── THE RECORDS

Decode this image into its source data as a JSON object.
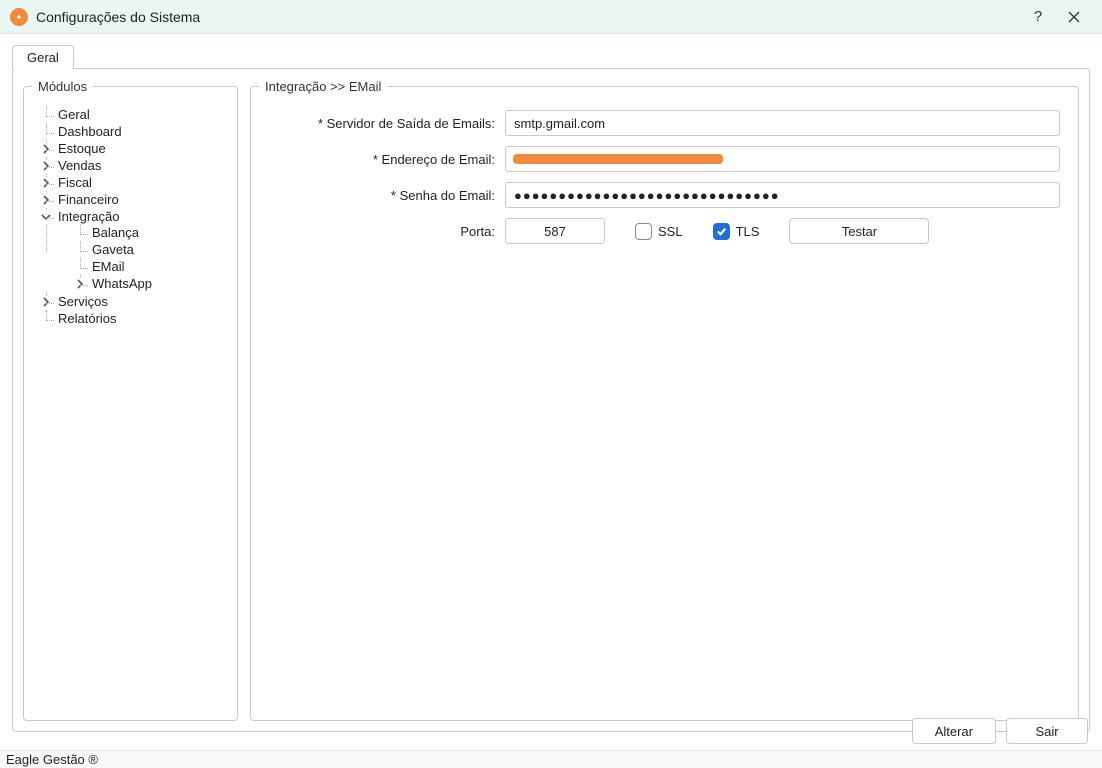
{
  "window": {
    "title": "Configurações do Sistema"
  },
  "tabs": {
    "general": "Geral"
  },
  "sidebar": {
    "legend": "Módulos",
    "items": {
      "geral": "Geral",
      "dashboard": "Dashboard",
      "estoque": "Estoque",
      "vendas": "Vendas",
      "fiscal": "Fiscal",
      "financeiro": "Financeiro",
      "integracao": "Integração",
      "integracao_children": {
        "balanca": "Balança",
        "gaveta": "Gaveta",
        "email": "EMail",
        "whatsapp": "WhatsApp"
      },
      "servicos": "Serviços",
      "relatorios": "Relatórios"
    }
  },
  "main": {
    "legend": "Integração >> EMail",
    "labels": {
      "smtp": "* Servidor de Saída de Emails:",
      "email": "* Endereço de Email:",
      "password": "* Senha do Email:",
      "port": "Porta:",
      "ssl": "SSL",
      "tls": "TLS",
      "test": "Testar"
    },
    "values": {
      "smtp": "smtp.gmail.com",
      "email": "",
      "password": "●●●●●●●●●●●●●●●●●●●●●●●●●●●●●●",
      "port": "587",
      "ssl_checked": false,
      "tls_checked": true
    }
  },
  "footer": {
    "alterar": "Alterar",
    "sair": "Sair"
  },
  "statusbar": "Eagle Gestão ®"
}
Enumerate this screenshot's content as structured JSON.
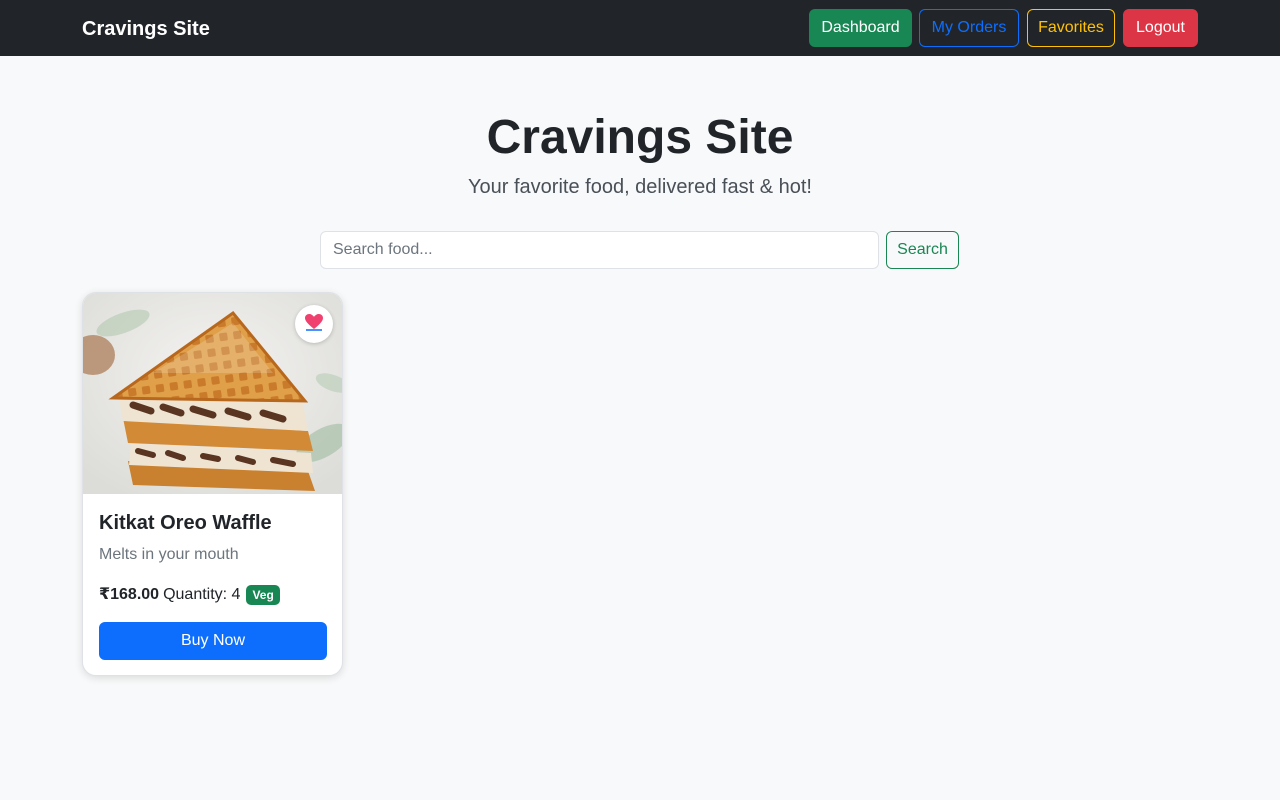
{
  "navbar": {
    "brand": "Cravings Site",
    "dashboard_label": "Dashboard",
    "orders_label": "My Orders",
    "favorites_label": "Favorites",
    "logout_label": "Logout"
  },
  "hero": {
    "title": "Cravings Site",
    "subtitle": "Your favorite food, delivered fast & hot!"
  },
  "search": {
    "placeholder": "Search food...",
    "value": "",
    "button_label": "Search"
  },
  "products": [
    {
      "name": "Kitkat Oreo Waffle",
      "description": "Melts in your mouth",
      "price": "₹168.00",
      "quantity_label": "Quantity: 4",
      "badge": "Veg",
      "buy_label": "Buy Now",
      "image": "waffle-sandwich-photo",
      "favorite_icon": "heart-icon"
    }
  ],
  "colors": {
    "navbar_bg": "#212529",
    "success": "#198754",
    "primary": "#0d6efd",
    "warning": "#ffc107",
    "danger": "#dc3545",
    "page_bg": "#f8f9fa"
  }
}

────

▶ YOUR OBJECTIVE:
In the copy, include no pictures; restate the listing above exactly.

▶ CORRECT RESPONSE:
Decode this image into its source data as a JSON object.
{
  "window": {
    "title": "Configurações do Sistema"
  },
  "tabs": {
    "general": "Geral"
  },
  "sidebar": {
    "legend": "Módulos",
    "items": {
      "geral": "Geral",
      "dashboard": "Dashboard",
      "estoque": "Estoque",
      "vendas": "Vendas",
      "fiscal": "Fiscal",
      "financeiro": "Financeiro",
      "integracao": "Integração",
      "integracao_children": {
        "balanca": "Balança",
        "gaveta": "Gaveta",
        "email": "EMail",
        "whatsapp": "WhatsApp"
      },
      "servicos": "Serviços",
      "relatorios": "Relatórios"
    }
  },
  "main": {
    "legend": "Integração >> EMail",
    "labels": {
      "smtp": "* Servidor de Saída de Emails:",
      "email": "* Endereço de Email:",
      "password": "* Senha do Email:",
      "port": "Porta:",
      "ssl": "SSL",
      "tls": "TLS",
      "test": "Testar"
    },
    "values": {
      "smtp": "smtp.gmail.com",
      "email": "",
      "password": "●●●●●●●●●●●●●●●●●●●●●●●●●●●●●●",
      "port": "587",
      "ssl_checked": false,
      "tls_checked": true
    }
  },
  "footer": {
    "alterar": "Alterar",
    "sair": "Sair"
  },
  "statusbar": "Eagle Gestão ®"
}
Enumerate this screenshot's content as structured JSON.
{
  "navbar": {
    "brand": "Cravings Site",
    "dashboard_label": "Dashboard",
    "orders_label": "My Orders",
    "favorites_label": "Favorites",
    "logout_label": "Logout"
  },
  "hero": {
    "title": "Cravings Site",
    "subtitle": "Your favorite food, delivered fast & hot!"
  },
  "search": {
    "placeholder": "Search food...",
    "value": "",
    "button_label": "Search"
  },
  "products": [
    {
      "name": "Kitkat Oreo Waffle",
      "description": "Melts in your mouth",
      "price": "₹168.00",
      "quantity_label": "Quantity: 4",
      "badge": "Veg",
      "buy_label": "Buy Now",
      "image": "waffle-sandwich-photo",
      "favorite_icon": "heart-icon"
    }
  ],
  "colors": {
    "navbar_bg": "#212529",
    "success": "#198754",
    "primary": "#0d6efd",
    "warning": "#ffc107",
    "danger": "#dc3545",
    "page_bg": "#f8f9fa"
  }
}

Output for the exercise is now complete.